Advertisement

PIECES OF 8 : An Octet of Young Black Artists Exhibits Some Compelling Works at UCI

Share
<i> Cathy Curtis covers art for The Times Orange County Edition. </i>

“Young African-American men are an enigma to almost everyone,” Meg Hanson Scales writes in a text that accompanies photographs taken by her husband, Jeffrey. “Almost everyone wants them to stop being the way they are.”

Jeffrey Scales has photographed some of these young men, these “brothers” who so baffle their elders. A group of tough-looking Crips in Compton posing on a street corner for Scales’ camera spread their thumbs apart from their forefingers in a symbolic, albeit mysterious, gesture. Five young black men on 125th Street in Harlem look fresh-faced and friendly. They keep their hands balled up or out of sight. Another group of black men, members of a fraternity at Memphis State University, wear ties and letter sweaters and look like sober young achievers. They make a different private gesture, touching their index fingers to their thumbs.

EXCERPTED RECORDS:
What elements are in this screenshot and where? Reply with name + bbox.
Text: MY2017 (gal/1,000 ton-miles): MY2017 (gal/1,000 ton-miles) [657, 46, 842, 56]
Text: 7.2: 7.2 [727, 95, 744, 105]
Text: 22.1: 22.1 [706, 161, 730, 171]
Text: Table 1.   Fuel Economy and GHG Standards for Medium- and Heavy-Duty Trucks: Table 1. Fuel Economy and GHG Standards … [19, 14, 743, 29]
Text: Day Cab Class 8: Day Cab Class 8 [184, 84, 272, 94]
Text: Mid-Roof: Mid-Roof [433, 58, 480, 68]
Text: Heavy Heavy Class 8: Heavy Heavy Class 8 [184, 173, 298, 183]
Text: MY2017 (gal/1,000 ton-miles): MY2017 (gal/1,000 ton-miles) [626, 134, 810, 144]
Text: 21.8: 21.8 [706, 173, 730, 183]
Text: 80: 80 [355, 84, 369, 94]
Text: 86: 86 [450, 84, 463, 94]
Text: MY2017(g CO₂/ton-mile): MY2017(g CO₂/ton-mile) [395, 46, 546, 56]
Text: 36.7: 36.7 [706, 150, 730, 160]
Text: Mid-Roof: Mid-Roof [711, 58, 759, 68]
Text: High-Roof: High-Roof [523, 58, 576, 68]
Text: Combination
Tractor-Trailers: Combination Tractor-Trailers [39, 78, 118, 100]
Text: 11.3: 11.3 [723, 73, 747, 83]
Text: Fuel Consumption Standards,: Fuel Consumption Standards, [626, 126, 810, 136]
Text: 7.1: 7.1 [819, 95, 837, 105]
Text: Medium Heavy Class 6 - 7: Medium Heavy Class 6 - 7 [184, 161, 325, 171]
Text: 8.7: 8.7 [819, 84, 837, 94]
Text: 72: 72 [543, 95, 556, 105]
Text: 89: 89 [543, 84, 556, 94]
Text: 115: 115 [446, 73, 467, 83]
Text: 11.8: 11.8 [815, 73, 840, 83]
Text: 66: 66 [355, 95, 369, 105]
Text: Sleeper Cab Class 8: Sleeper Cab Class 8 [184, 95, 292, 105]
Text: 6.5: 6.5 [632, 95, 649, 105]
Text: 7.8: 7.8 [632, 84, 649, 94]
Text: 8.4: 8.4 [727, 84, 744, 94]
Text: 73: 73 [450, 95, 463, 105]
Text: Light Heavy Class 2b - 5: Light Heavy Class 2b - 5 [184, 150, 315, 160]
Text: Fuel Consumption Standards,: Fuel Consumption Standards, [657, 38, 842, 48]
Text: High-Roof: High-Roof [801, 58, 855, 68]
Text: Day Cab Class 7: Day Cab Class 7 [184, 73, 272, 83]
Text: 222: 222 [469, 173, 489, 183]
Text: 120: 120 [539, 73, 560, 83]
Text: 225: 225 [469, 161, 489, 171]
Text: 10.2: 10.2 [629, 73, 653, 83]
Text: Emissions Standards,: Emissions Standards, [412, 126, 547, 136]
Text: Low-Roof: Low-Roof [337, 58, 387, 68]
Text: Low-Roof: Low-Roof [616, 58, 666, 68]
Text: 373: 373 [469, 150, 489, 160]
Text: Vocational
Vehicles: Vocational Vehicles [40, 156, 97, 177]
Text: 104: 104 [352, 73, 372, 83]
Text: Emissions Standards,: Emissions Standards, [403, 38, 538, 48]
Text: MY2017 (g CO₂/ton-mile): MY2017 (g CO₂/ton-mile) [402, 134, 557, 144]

WHAT YOU SHOULD DO: According to the article, what do the fraternity members at Memphis State University wear in Jeffrey Scales' photographs?

FULL ANSWER: They wear ties and letter sweaters.